--- Supplied data ---

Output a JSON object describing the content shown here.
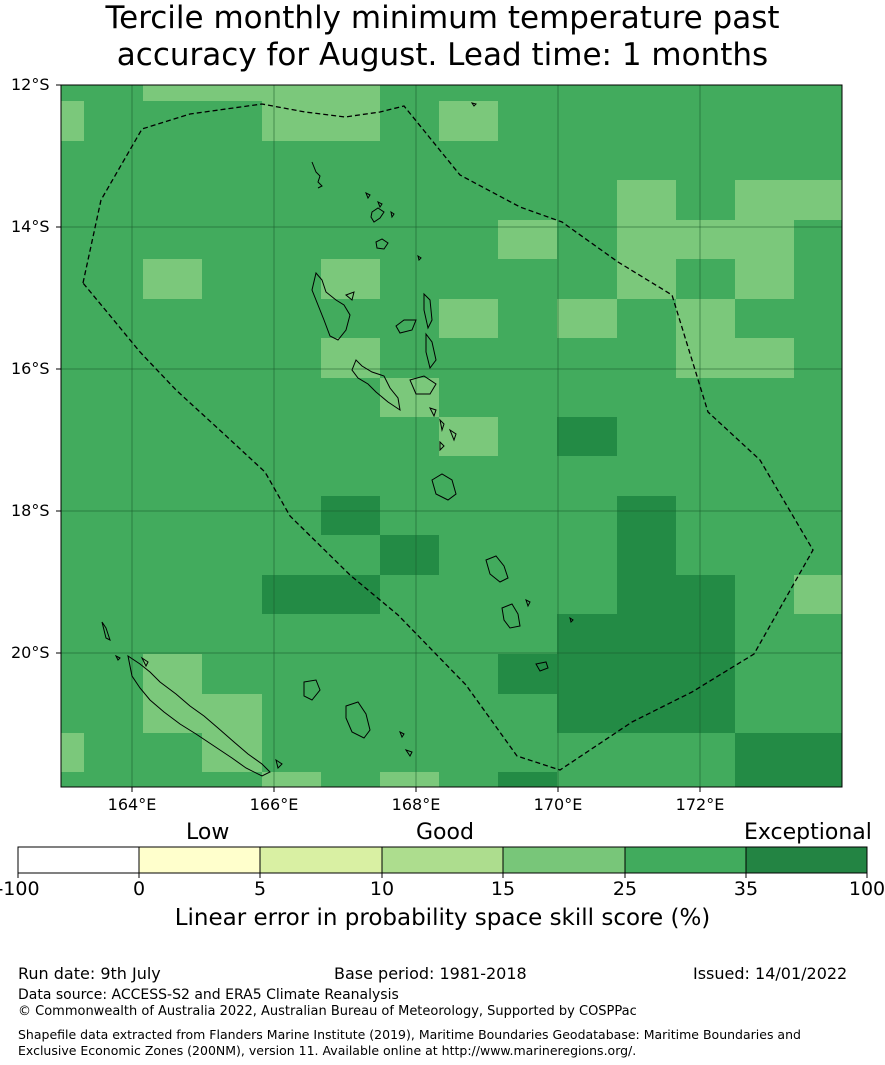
{
  "title_line1": "Tercile monthly minimum temperature past",
  "title_line2": "accuracy for August. Lead time: 1 months",
  "map": {
    "lat_ticks": [
      "12°S",
      "14°S",
      "16°S",
      "18°S",
      "20°S"
    ],
    "lon_ticks": [
      "164°E",
      "166°E",
      "168°E",
      "170°E",
      "172°E"
    ],
    "colors": {
      "level_15_25": "#7bc87b",
      "level_25_35": "#42ab5d",
      "level_35_100": "#238b45"
    }
  },
  "colorbar": {
    "categories": [
      "Low",
      "Good",
      "Exceptional"
    ],
    "ticks": [
      "-100",
      "0",
      "5",
      "10",
      "15",
      "25",
      "35",
      "100"
    ],
    "colors": [
      "#ffffff",
      "#ffffcc",
      "#d9f0a3",
      "#addd8e",
      "#78c679",
      "#41ab5d",
      "#238443"
    ],
    "label": "Linear error in probability space skill score (%)"
  },
  "footer": {
    "run_date": "Run date: 9th July",
    "base_period": "Base period: 1981-2018",
    "issued": "Issued: 14/01/2022",
    "data_source": "Data source: ACCESS-S2 and ERA5 Climate Reanalysis",
    "copyright": "© Commonwealth of Australia 2022, Australian Bureau of Meteorology, Supported by COSPPac",
    "shapefile": "Shapefile data extracted from Flanders Marine Institute (2019), Maritime Boundaries Geodatabase: Maritime Boundaries and Exclusive Economic Zones (200NM), version 11. Available online at http://www.marineregions.org/."
  }
}
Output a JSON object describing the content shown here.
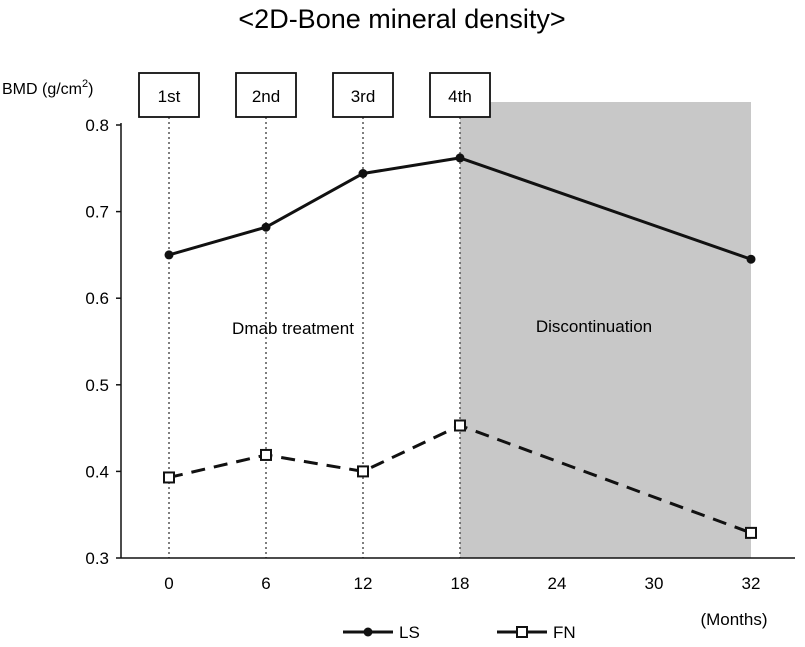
{
  "chart_data": {
    "type": "line",
    "title": "<2D-Bone mineral density>",
    "ylabel": "BMD (g/cm",
    "ylabel_sup": "2",
    "ylabel_close": ")",
    "xlabel": "(Months)",
    "ylim": [
      0.3,
      0.8
    ],
    "yticks": [
      0.3,
      0.4,
      0.5,
      0.6,
      0.7,
      0.8
    ],
    "ytick_labels": [
      "0.3",
      "0.4",
      "0.5",
      "0.6",
      "0.7",
      "0.8"
    ],
    "xticks": [
      0,
      6,
      12,
      18,
      24,
      30,
      32
    ],
    "xtick_labels": [
      "0",
      "6",
      "12",
      "18",
      "24",
      "30",
      "32"
    ],
    "series": [
      {
        "name": "LS",
        "x": [
          0,
          6,
          12,
          18,
          32
        ],
        "values": [
          0.65,
          0.682,
          0.744,
          0.762,
          0.645
        ],
        "style": "solid",
        "marker": "filled-circle"
      },
      {
        "name": "FN",
        "x": [
          0,
          6,
          12,
          18,
          32
        ],
        "values": [
          0.393,
          0.419,
          0.4,
          0.453,
          0.329
        ],
        "style": "dashed",
        "marker": "open-square"
      }
    ],
    "doses": [
      {
        "label": "1st",
        "x": 0
      },
      {
        "label": "2nd",
        "x": 6
      },
      {
        "label": "3rd",
        "x": 12
      },
      {
        "label": "4th",
        "x": 18
      }
    ],
    "shaded_region": {
      "x_start": 18,
      "x_end": 32,
      "color": "#c8c8c8"
    },
    "annotations": {
      "treatment": "Dmab treatment",
      "discontinuation": "Discontinuation"
    },
    "legend": {
      "placement": "bottom-center",
      "entries": [
        "LS",
        "FN"
      ]
    },
    "grid": false
  }
}
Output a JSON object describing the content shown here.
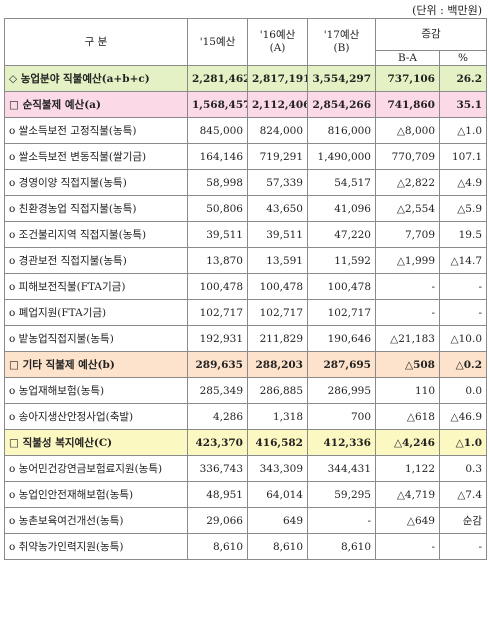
{
  "unit_note": "(단위 : 백만원)",
  "headers": {
    "category": "구        분",
    "y15": "'15예산",
    "y16": "'16예산",
    "y16_sub": "(A)",
    "y17": "'17예산",
    "y17_sub": "(B)",
    "diff": "증감",
    "diff_amount": "B-A",
    "diff_pct": "%"
  },
  "rows": [
    {
      "type": "total",
      "label": "◇ 농업분야  직불예산(a+b+c)",
      "y15": "2,281,462",
      "y16": "2,817,191",
      "y17": "3,554,297",
      "diff": "737,106",
      "pct": "26.2"
    },
    {
      "type": "cat-pink",
      "label": "□ 순직불제 예산(a)",
      "y15": "1,568,457",
      "y16": "2,112,406",
      "y17": "2,854,266",
      "diff": "741,860",
      "pct": "35.1"
    },
    {
      "type": "item",
      "label": "o  쌀소득보전 고정직불(농특)",
      "y15": "845,000",
      "y16": "824,000",
      "y17": "816,000",
      "diff": "△8,000",
      "pct": "△1.0"
    },
    {
      "type": "item",
      "label": "o  쌀소득보전 변동직불(쌀기금)",
      "y15": "164,146",
      "y16": "719,291",
      "y17": "1,490,000",
      "diff": "770,709",
      "pct": "107.1"
    },
    {
      "type": "item",
      "label": "o  경영이양 직접지불(농특)",
      "y15": "58,998",
      "y16": "57,339",
      "y17": "54,517",
      "diff": "△2,822",
      "pct": "△4.9"
    },
    {
      "type": "item",
      "label": "o  친환경농업 직접지불(농특)",
      "y15": "50,806",
      "y16": "43,650",
      "y17": "41,096",
      "diff": "△2,554",
      "pct": "△5.9"
    },
    {
      "type": "item",
      "label": "o  조건불리지역 직접지불(농특)",
      "y15": "39,511",
      "y16": "39,511",
      "y17": "47,220",
      "diff": "7,709",
      "pct": "19.5"
    },
    {
      "type": "item",
      "label": "o  경관보전 직접지불(농특)",
      "y15": "13,870",
      "y16": "13,591",
      "y17": "11,592",
      "diff": "△1,999",
      "pct": "△14.7"
    },
    {
      "type": "item",
      "label": "o  피해보전직불(FTA기금)",
      "y15": "100,478",
      "y16": "100,478",
      "y17": "100,478",
      "diff": "-",
      "pct": "-"
    },
    {
      "type": "item",
      "label": "o  폐업지원(FTA기금)",
      "y15": "102,717",
      "y16": "102,717",
      "y17": "102,717",
      "diff": "-",
      "pct": "-"
    },
    {
      "type": "item",
      "label": "o  밭농업직접지불(농특)",
      "y15": "192,931",
      "y16": "211,829",
      "y17": "190,646",
      "diff": "△21,183",
      "pct": "△10.0"
    },
    {
      "type": "cat-orange",
      "label": "□ 기타 직불제 예산(b)",
      "y15": "289,635",
      "y16": "288,203",
      "y17": "287,695",
      "diff": "△508",
      "pct": "△0.2"
    },
    {
      "type": "item",
      "label": "o  농업재해보험(농특)",
      "y15": "285,349",
      "y16": "286,885",
      "y17": "286,995",
      "diff": "110",
      "pct": "0.0"
    },
    {
      "type": "item",
      "label": "o  송아지생산안정사업(축발)",
      "y15": "4,286",
      "y16": "1,318",
      "y17": "700",
      "diff": "△618",
      "pct": "△46.9"
    },
    {
      "type": "cat-yellow",
      "label": "□ 직불성 복지예산(C)",
      "y15": "423,370",
      "y16": "416,582",
      "y17": "412,336",
      "diff": "△4,246",
      "pct": "△1.0"
    },
    {
      "type": "item",
      "label": "o  농어민건강연금보험료지원(농특)",
      "y15": "336,743",
      "y16": "343,309",
      "y17": "344,431",
      "diff": "1,122",
      "pct": "0.3"
    },
    {
      "type": "item",
      "label": "o  농업인안전재해보험(농특)",
      "y15": "48,951",
      "y16": "64,014",
      "y17": "59,295",
      "diff": "△4,719",
      "pct": "△7.4"
    },
    {
      "type": "item",
      "label": "o  농촌보육여건개선(농특)",
      "y15": "29,066",
      "y16": "649",
      "y17": "-",
      "diff": "△649",
      "pct": "순감"
    },
    {
      "type": "item",
      "label": "o  취약농가인력지원(농특)",
      "y15": "8,610",
      "y16": "8,610",
      "y17": "8,610",
      "diff": "-",
      "pct": "-"
    }
  ]
}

---

Directive: Omit the pictures and give the material again, exactly and in full.

The response:
Output a JSON object describing the content shown here.
{
  "title_line1": "Tercile monthly minimum temperature past",
  "title_line2": "accuracy for August. Lead time: 1 months",
  "map": {
    "lat_ticks": [
      "12°S",
      "14°S",
      "16°S",
      "18°S",
      "20°S"
    ],
    "lon_ticks": [
      "164°E",
      "166°E",
      "168°E",
      "170°E",
      "172°E"
    ],
    "colors": {
      "level_15_25": "#7bc87b",
      "level_25_35": "#42ab5d",
      "level_35_100": "#238b45"
    }
  },
  "colorbar": {
    "categories": [
      "Low",
      "Good",
      "Exceptional"
    ],
    "ticks": [
      "-100",
      "0",
      "5",
      "10",
      "15",
      "25",
      "35",
      "100"
    ],
    "colors": [
      "#ffffff",
      "#ffffcc",
      "#d9f0a3",
      "#addd8e",
      "#78c679",
      "#41ab5d",
      "#238443"
    ],
    "label": "Linear error in probability space skill score (%)"
  },
  "footer": {
    "run_date": "Run date: 9th July",
    "base_period": "Base period: 1981-2018",
    "issued": "Issued: 14/01/2022",
    "data_source": "Data source: ACCESS-S2 and ERA5 Climate Reanalysis",
    "copyright": "© Commonwealth of Australia 2022, Australian Bureau of Meteorology, Supported by COSPPac",
    "shapefile": "Shapefile data extracted from Flanders Marine Institute (2019), Maritime Boundaries Geodatabase: Maritime Boundaries and Exclusive Economic Zones (200NM), version 11. Available online at http://www.marineregions.org/."
  }
}
Output a JSON object describing the content shown here.
{
  "chart_data": {
    "type": "line",
    "title": "<2D-Bone mineral density>",
    "ylabel": "BMD (g/cm",
    "ylabel_sup": "2",
    "ylabel_close": ")",
    "xlabel": "(Months)",
    "ylim": [
      0.3,
      0.8
    ],
    "yticks": [
      0.3,
      0.4,
      0.5,
      0.6,
      0.7,
      0.8
    ],
    "ytick_labels": [
      "0.3",
      "0.4",
      "0.5",
      "0.6",
      "0.7",
      "0.8"
    ],
    "xticks": [
      0,
      6,
      12,
      18,
      24,
      30,
      32
    ],
    "xtick_labels": [
      "0",
      "6",
      "12",
      "18",
      "24",
      "30",
      "32"
    ],
    "series": [
      {
        "name": "LS",
        "x": [
          0,
          6,
          12,
          18,
          32
        ],
        "values": [
          0.65,
          0.682,
          0.744,
          0.762,
          0.645
        ],
        "style": "solid",
        "marker": "filled-circle"
      },
      {
        "name": "FN",
        "x": [
          0,
          6,
          12,
          18,
          32
        ],
        "values": [
          0.393,
          0.419,
          0.4,
          0.453,
          0.329
        ],
        "style": "dashed",
        "marker": "open-square"
      }
    ],
    "doses": [
      {
        "label": "1st",
        "x": 0
      },
      {
        "label": "2nd",
        "x": 6
      },
      {
        "label": "3rd",
        "x": 12
      },
      {
        "label": "4th",
        "x": 18
      }
    ],
    "shaded_region": {
      "x_start": 18,
      "x_end": 32,
      "color": "#c8c8c8"
    },
    "annotations": {
      "treatment": "Dmab treatment",
      "discontinuation": "Discontinuation"
    },
    "legend": {
      "placement": "bottom-center",
      "entries": [
        "LS",
        "FN"
      ]
    },
    "grid": false
  }
}
Output a JSON object describing the content shown here.
{
  "unit_note": "(단위 : 백만원)",
  "headers": {
    "category": "구        분",
    "y15": "'15예산",
    "y16": "'16예산",
    "y16_sub": "(A)",
    "y17": "'17예산",
    "y17_sub": "(B)",
    "diff": "증감",
    "diff_amount": "B-A",
    "diff_pct": "%"
  },
  "rows": [
    {
      "type": "total",
      "label": "◇ 농업분야  직불예산(a+b+c)",
      "y15": "2,281,462",
      "y16": "2,817,191",
      "y17": "3,554,297",
      "diff": "737,106",
      "pct": "26.2"
    },
    {
      "type": "cat-pink",
      "label": "□ 순직불제 예산(a)",
      "y15": "1,568,457",
      "y16": "2,112,406",
      "y17": "2,854,266",
      "diff": "741,860",
      "pct": "35.1"
    },
    {
      "type": "item",
      "label": "o  쌀소득보전 고정직불(농특)",
      "y15": "845,000",
      "y16": "824,000",
      "y17": "816,000",
      "diff": "△8,000",
      "pct": "△1.0"
    },
    {
      "type": "item",
      "label": "o  쌀소득보전 변동직불(쌀기금)",
      "y15": "164,146",
      "y16": "719,291",
      "y17": "1,490,000",
      "diff": "770,709",
      "pct": "107.1"
    },
    {
      "type": "item",
      "label": "o  경영이양 직접지불(농특)",
      "y15": "58,998",
      "y16": "57,339",
      "y17": "54,517",
      "diff": "△2,822",
      "pct": "△4.9"
    },
    {
      "type": "item",
      "label": "o  친환경농업 직접지불(농특)",
      "y15": "50,806",
      "y16": "43,650",
      "y17": "41,096",
      "diff": "△2,554",
      "pct": "△5.9"
    },
    {
      "type": "item",
      "label": "o  조건불리지역 직접지불(농특)",
      "y15": "39,511",
      "y16": "39,511",
      "y17": "47,220",
      "diff": "7,709",
      "pct": "19.5"
    },
    {
      "type": "item",
      "label": "o  경관보전 직접지불(농특)",
      "y15": "13,870",
      "y16": "13,591",
      "y17": "11,592",
      "diff": "△1,999",
      "pct": "△14.7"
    },
    {
      "type": "item",
      "label": "o  피해보전직불(FTA기금)",
      "y15": "100,478",
      "y16": "100,478",
      "y17": "100,478",
      "diff": "-",
      "pct": "-"
    },
    {
      "type": "item",
      "label": "o  폐업지원(FTA기금)",
      "y15": "102,717",
      "y16": "102,717",
      "y17": "102,717",
      "diff": "-",
      "pct": "-"
    },
    {
      "type": "item",
      "label": "o  밭농업직접지불(농특)",
      "y15": "192,931",
      "y16": "211,829",
      "y17": "190,646",
      "diff": "△21,183",
      "pct": "△10.0"
    },
    {
      "type": "cat-orange",
      "label": "□ 기타 직불제 예산(b)",
      "y15": "289,635",
      "y16": "288,203",
      "y17": "287,695",
      "diff": "△508",
      "pct": "△0.2"
    },
    {
      "type": "item",
      "label": "o  농업재해보험(농특)",
      "y15": "285,349",
      "y16": "286,885",
      "y17": "286,995",
      "diff": "110",
      "pct": "0.0"
    },
    {
      "type": "item",
      "label": "o  송아지생산안정사업(축발)",
      "y15": "4,286",
      "y16": "1,318",
      "y17": "700",
      "diff": "△618",
      "pct": "△46.9"
    },
    {
      "type": "cat-yellow",
      "label": "□ 직불성 복지예산(C)",
      "y15": "423,370",
      "y16": "416,582",
      "y17": "412,336",
      "diff": "△4,246",
      "pct": "△1.0"
    },
    {
      "type": "item",
      "label": "o  농어민건강연금보험료지원(농특)",
      "y15": "336,743",
      "y16": "343,309",
      "y17": "344,431",
      "diff": "1,122",
      "pct": "0.3"
    },
    {
      "type": "item",
      "label": "o  농업인안전재해보험(농특)",
      "y15": "48,951",
      "y16": "64,014",
      "y17": "59,295",
      "diff": "△4,719",
      "pct": "△7.4"
    },
    {
      "type": "item",
      "label": "o  농촌보육여건개선(농특)",
      "y15": "29,066",
      "y16": "649",
      "y17": "-",
      "diff": "△649",
      "pct": "순감"
    },
    {
      "type": "item",
      "label": "o  취약농가인력지원(농특)",
      "y15": "8,610",
      "y16": "8,610",
      "y17": "8,610",
      "diff": "-",
      "pct": "-"
    }
  ]
}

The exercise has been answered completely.